# WHAT IS BEING ASKED
Repeat each entry as written, dropping any picture you find.

# DATA LISTING

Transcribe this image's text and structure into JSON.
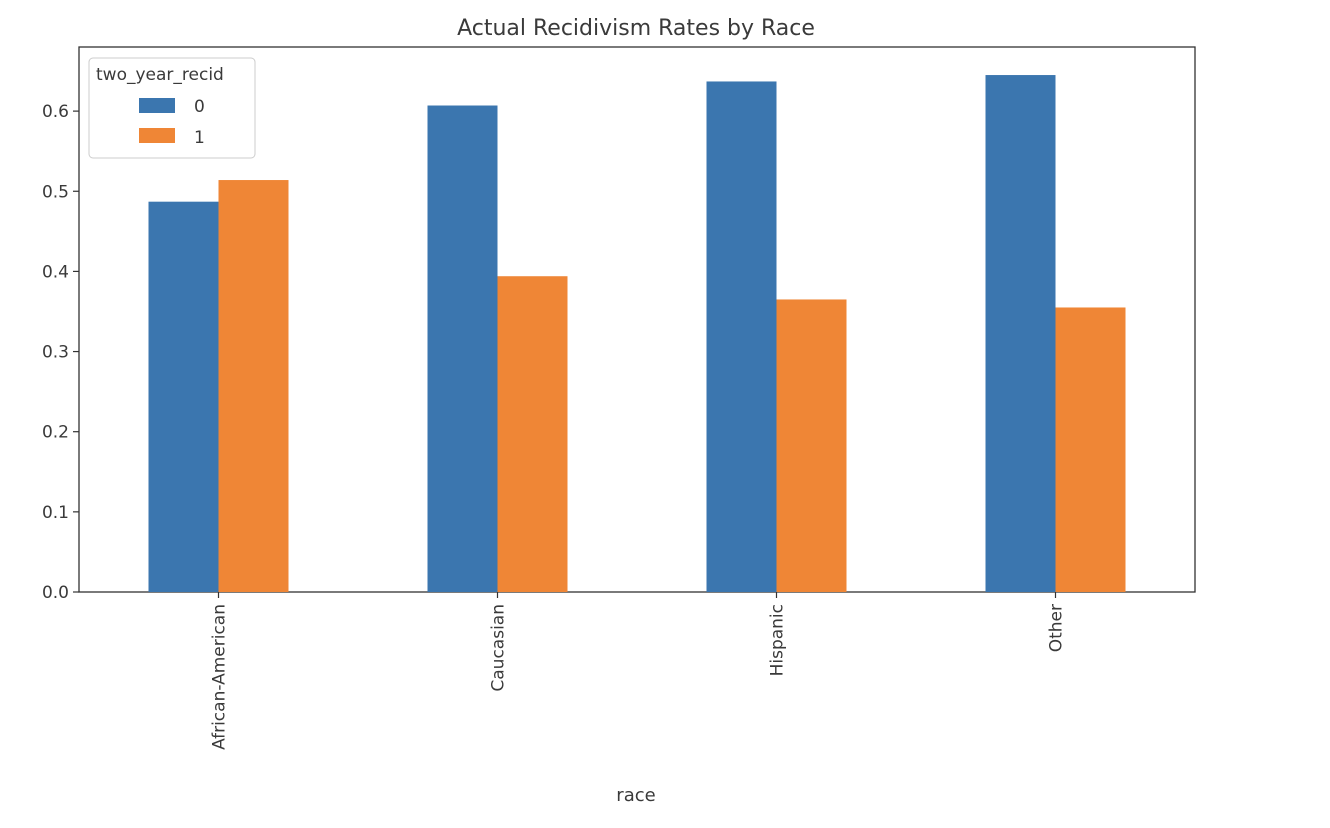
{
  "chart_data": {
    "type": "bar",
    "title": "Actual Recidivism Rates by Race",
    "xlabel": "race",
    "ylabel": "",
    "categories": [
      "African-American",
      "Caucasian",
      "Hispanic",
      "Other"
    ],
    "series": [
      {
        "name": "0",
        "values": [
          0.487,
          0.607,
          0.637,
          0.645
        ],
        "color": "#3b76af"
      },
      {
        "name": "1",
        "values": [
          0.514,
          0.394,
          0.365,
          0.355
        ],
        "color": "#ef8636"
      }
    ],
    "legend_title": "two_year_recid",
    "legend_position": "top-left",
    "ylim": [
      0,
      0.68
    ],
    "yticks": [
      "0.0",
      "0.1",
      "0.2",
      "0.3",
      "0.4",
      "0.5",
      "0.6"
    ],
    "ytick_values": [
      0.0,
      0.1,
      0.2,
      0.3,
      0.4,
      0.5,
      0.6
    ],
    "grid": false
  }
}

# ANSWER
Transcribe this image's text and structure into JSON.
{
  "chart_data": {
    "type": "bar",
    "title": "Actual Recidivism Rates by Race",
    "xlabel": "race",
    "ylabel": "",
    "categories": [
      "African-American",
      "Caucasian",
      "Hispanic",
      "Other"
    ],
    "series": [
      {
        "name": "0",
        "values": [
          0.487,
          0.607,
          0.637,
          0.645
        ],
        "color": "#3b76af"
      },
      {
        "name": "1",
        "values": [
          0.514,
          0.394,
          0.365,
          0.355
        ],
        "color": "#ef8636"
      }
    ],
    "legend_title": "two_year_recid",
    "legend_position": "top-left",
    "ylim": [
      0,
      0.68
    ],
    "yticks": [
      "0.0",
      "0.1",
      "0.2",
      "0.3",
      "0.4",
      "0.5",
      "0.6"
    ],
    "ytick_values": [
      0.0,
      0.1,
      0.2,
      0.3,
      0.4,
      0.5,
      0.6
    ],
    "grid": false
  }
}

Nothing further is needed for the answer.